## start RECORDS TO PROCESS

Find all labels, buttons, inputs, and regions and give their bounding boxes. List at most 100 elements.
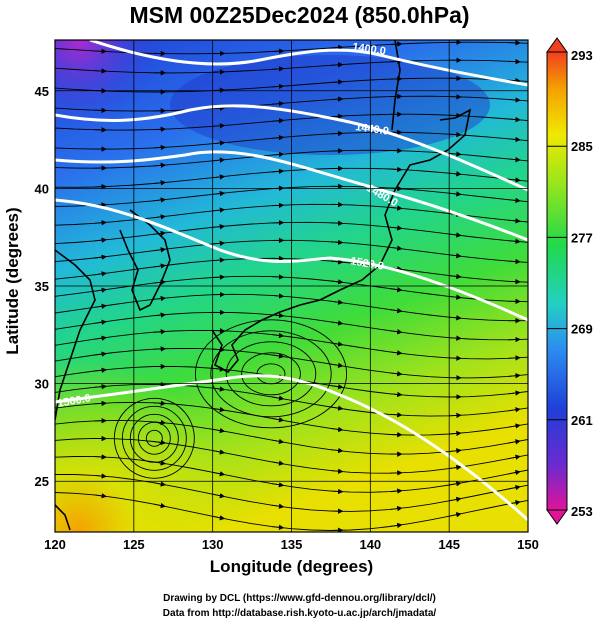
streamline-arrow (153, 329, 167, 335)
vortex-streamline (241, 352, 301, 396)
streamline-arrow (212, 157, 226, 163)
streamline-arrow (508, 136, 521, 143)
streamline-arrow (449, 171, 462, 177)
contour-label: 1560.0 (56, 392, 91, 410)
streamline-arrow (330, 405, 344, 411)
streamline-arrow (389, 245, 403, 251)
streamline-arrow (449, 191, 462, 197)
colorbar-bottom-triangle (546, 509, 568, 525)
streamline-arrow (271, 83, 285, 90)
streamline-arrow (508, 77, 521, 84)
streamline-arrow (389, 329, 403, 335)
streamline-arrow (449, 481, 462, 487)
streamline-arrow (330, 279, 344, 285)
contour-line-1520 (55, 198, 528, 322)
streamline-arrow (508, 423, 521, 429)
streamline-arrow (153, 439, 167, 446)
streamline-arrow (94, 367, 107, 373)
streamline-arrow (449, 273, 462, 280)
streamline-arrow (94, 303, 107, 309)
streamline-arrow (330, 447, 344, 454)
streamline-arrow (94, 473, 107, 479)
streamline-arrow (449, 412, 462, 419)
streamline-arrow (94, 287, 107, 293)
streamline-arrow (508, 197, 521, 204)
streamline-arrow (153, 502, 167, 509)
streamline-arrow (212, 123, 226, 129)
streamline-arrow (271, 353, 285, 359)
streamline-arrow (449, 151, 462, 157)
credit-data: Data from http://database.rish.kyoto-u.a… (162, 608, 437, 619)
streamline-arrow (271, 66, 285, 72)
y-tick-label: 45 (35, 84, 49, 99)
streamline-arrow (94, 319, 107, 325)
colorbar-tick-label: 269 (571, 322, 593, 337)
sakhalin-coastline (391, 40, 401, 131)
streamline-arrow (508, 238, 521, 244)
streamline-arrow (212, 207, 226, 213)
colorbar-body (546, 51, 568, 511)
streamline-arrow (153, 180, 167, 186)
streamline-arrow (212, 105, 226, 111)
streamline-arrow (212, 240, 226, 246)
streamline-arrow (271, 151, 285, 158)
streamline-arrow (330, 341, 344, 347)
streamline-arrow (271, 524, 285, 531)
streamline-arrow (271, 100, 285, 107)
streamline-arrow (271, 48, 285, 54)
map-title: MSM 00Z25Dec2024 (850.0hPa) (129, 2, 470, 28)
streamline-arrow (271, 482, 285, 488)
colorbar-tick-label: 253 (571, 504, 593, 519)
streamline-arrow (449, 294, 462, 300)
japan-coastline (211, 108, 472, 374)
contour-line-1400 (89, 40, 528, 87)
streamline-arrow (449, 496, 462, 503)
streamline-arrow (330, 113, 344, 119)
streamline-arrow (389, 286, 403, 293)
x-tick-label: 140 (359, 537, 381, 552)
streamline-arrow (212, 493, 226, 499)
colorbar-tick-label: 285 (571, 139, 593, 154)
colorbar: 293 285 277 269 261 253 (546, 37, 593, 525)
streamline-arrow (212, 190, 226, 197)
taiwan-coastline (55, 504, 71, 531)
streamline-arrow (153, 481, 167, 487)
vortex-streamline (210, 330, 332, 418)
streamline-arrow (153, 312, 167, 318)
streamline-arrow (94, 400, 107, 407)
streamline-arrow (330, 468, 344, 474)
streamline-arrow (508, 439, 521, 445)
y-tick-label: 40 (35, 181, 49, 196)
streamline-arrow (508, 469, 521, 476)
x-tick-label: 150 (517, 537, 539, 552)
contour-label: 1520.0 (349, 255, 384, 273)
x-tick-label: 130 (202, 537, 224, 552)
contour-line-1480 (55, 150, 528, 242)
streamline-arrow (389, 350, 403, 356)
y-axis-title: Latitude (degrees) (3, 207, 22, 355)
streamline-arrow (330, 299, 344, 305)
colorbar-tick-label: 261 (571, 413, 593, 428)
contour-labels: 1400.0 1440.0 1480.0 1520.0 1560.0 (56, 41, 399, 410)
streamline-arrow (94, 271, 107, 277)
streamline-arrow (449, 464, 462, 471)
streamline-arrow (330, 320, 344, 326)
streamline-arrow (271, 438, 285, 445)
streamline-arrow (94, 48, 107, 54)
streamline-arrow (153, 295, 167, 302)
streamline-arrow (271, 417, 285, 423)
streamline-arrow (94, 383, 107, 390)
streamline-arrow (330, 79, 344, 85)
streamline-arrow (389, 225, 403, 231)
streamline-arrow (94, 220, 107, 226)
colorbar-top-triangle (546, 37, 568, 53)
streamline-arrow (508, 97, 521, 103)
streamline-arrow (449, 430, 462, 437)
streamline-arrow (449, 131, 462, 138)
streamline-arrow (390, 391, 403, 398)
streamline-arrow (94, 254, 107, 260)
x-axis-title: Longitude (degrees) (209, 557, 374, 576)
streamline-arrow (330, 488, 344, 495)
streamline-arrow (449, 252, 462, 259)
x-tick-label: 125 (123, 537, 145, 552)
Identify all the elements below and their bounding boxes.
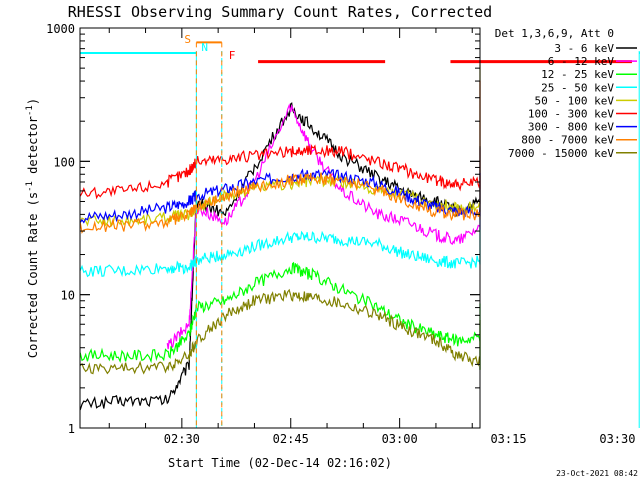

## end RECORDS TO PROCESS

**REQUEST:** Copy all of the rows above word for word, leaving out the pictures.

**FULL SOLUTION:**
Find all labels, buttons, inputs, and regions and give their bounding boxes. List at most 100 elements.
streamline-arrow (153, 329, 167, 335)
vortex-streamline (241, 352, 301, 396)
streamline-arrow (212, 157, 226, 163)
streamline-arrow (508, 136, 521, 143)
streamline-arrow (449, 171, 462, 177)
contour-label: 1560.0 (56, 392, 91, 410)
streamline-arrow (330, 405, 344, 411)
streamline-arrow (389, 245, 403, 251)
streamline-arrow (449, 191, 462, 197)
colorbar-bottom-triangle (546, 509, 568, 525)
streamline-arrow (271, 83, 285, 90)
streamline-arrow (508, 77, 521, 84)
streamline-arrow (389, 329, 403, 335)
streamline-arrow (449, 481, 462, 487)
streamline-arrow (330, 279, 344, 285)
contour-line-1520 (55, 198, 528, 322)
streamline-arrow (508, 423, 521, 429)
streamline-arrow (153, 439, 167, 446)
streamline-arrow (94, 367, 107, 373)
streamline-arrow (449, 273, 462, 280)
streamline-arrow (94, 303, 107, 309)
streamline-arrow (330, 447, 344, 454)
streamline-arrow (94, 473, 107, 479)
streamline-arrow (449, 412, 462, 419)
streamline-arrow (94, 287, 107, 293)
streamline-arrow (508, 197, 521, 204)
streamline-arrow (153, 502, 167, 509)
streamline-arrow (212, 123, 226, 129)
streamline-arrow (271, 353, 285, 359)
streamline-arrow (449, 151, 462, 157)
credit-data: Data from http://database.rish.kyoto-u.a… (162, 608, 437, 619)
streamline-arrow (271, 66, 285, 72)
y-tick-label: 45 (35, 84, 49, 99)
streamline-arrow (94, 319, 107, 325)
colorbar-tick-label: 269 (571, 322, 593, 337)
sakhalin-coastline (391, 40, 401, 131)
streamline-arrow (508, 238, 521, 244)
streamline-arrow (212, 207, 226, 213)
colorbar-body (546, 51, 568, 511)
streamline-arrow (153, 180, 167, 186)
streamline-arrow (212, 105, 226, 111)
streamline-arrow (212, 240, 226, 246)
streamline-arrow (271, 151, 285, 158)
streamline-arrow (330, 341, 344, 347)
streamline-arrow (271, 524, 285, 531)
streamline-arrow (271, 100, 285, 107)
streamline-arrow (271, 48, 285, 54)
map-title: MSM 00Z25Dec2024 (850.0hPa) (129, 2, 470, 28)
streamline-arrow (271, 482, 285, 488)
colorbar-tick-label: 253 (571, 504, 593, 519)
streamline-arrow (449, 294, 462, 300)
japan-coastline (211, 108, 472, 374)
contour-line-1400 (89, 40, 528, 87)
streamline-arrow (449, 496, 462, 503)
streamline-arrow (330, 113, 344, 119)
streamline-arrow (389, 286, 403, 293)
x-tick-label: 140 (359, 537, 381, 552)
streamline-arrow (212, 493, 226, 499)
colorbar-tick-label: 285 (571, 139, 593, 154)
colorbar: 293 285 277 269 261 253 (546, 37, 593, 525)
streamline-arrow (212, 190, 226, 197)
taiwan-coastline (55, 504, 71, 531)
streamline-arrow (153, 481, 167, 487)
vortex-streamline (210, 330, 332, 418)
streamline-arrow (153, 312, 167, 318)
streamline-arrow (94, 400, 107, 407)
streamline-arrow (330, 468, 344, 474)
streamline-arrow (508, 439, 521, 445)
y-tick-label: 40 (35, 181, 49, 196)
streamline-arrow (508, 469, 521, 476)
x-tick-label: 150 (517, 537, 539, 552)
contour-label: 1520.0 (349, 255, 384, 273)
x-tick-label: 130 (202, 537, 224, 552)
contour-line-1480 (55, 150, 528, 242)
streamline-arrow (389, 350, 403, 356)
y-axis-title: Latitude (degrees) (3, 207, 22, 355)
streamline-arrow (330, 299, 344, 305)
colorbar-tick-label: 261 (571, 413, 593, 428)
contour-labels: 1400.0 1440.0 1480.0 1520.0 1560.0 (56, 41, 399, 410)
streamline-arrow (94, 271, 107, 277)
streamline-arrow (449, 464, 462, 471)
streamline-arrow (330, 320, 344, 326)
streamline-arrow (271, 438, 285, 445)
streamline-arrow (94, 48, 107, 54)
streamline-arrow (153, 295, 167, 302)
streamline-arrow (271, 417, 285, 423)
streamline-arrow (94, 383, 107, 390)
streamline-arrow (330, 79, 344, 85)
streamline-arrow (389, 225, 403, 231)
streamline-arrow (94, 220, 107, 226)
colorbar-top-triangle (546, 37, 568, 53)
streamline-arrow (508, 97, 521, 103)
streamline-arrow (449, 430, 462, 437)
streamline-arrow (449, 131, 462, 138)
streamline-arrow (390, 391, 403, 398)
streamline-arrow (94, 254, 107, 260)
x-axis-title: Longitude (degrees) (209, 557, 374, 576)
streamline-arrow (330, 488, 344, 495)
streamline-arrow (449, 252, 462, 259)
x-tick-label: 125 (123, 537, 145, 552)
Identify all the elements below and their bounding boxes.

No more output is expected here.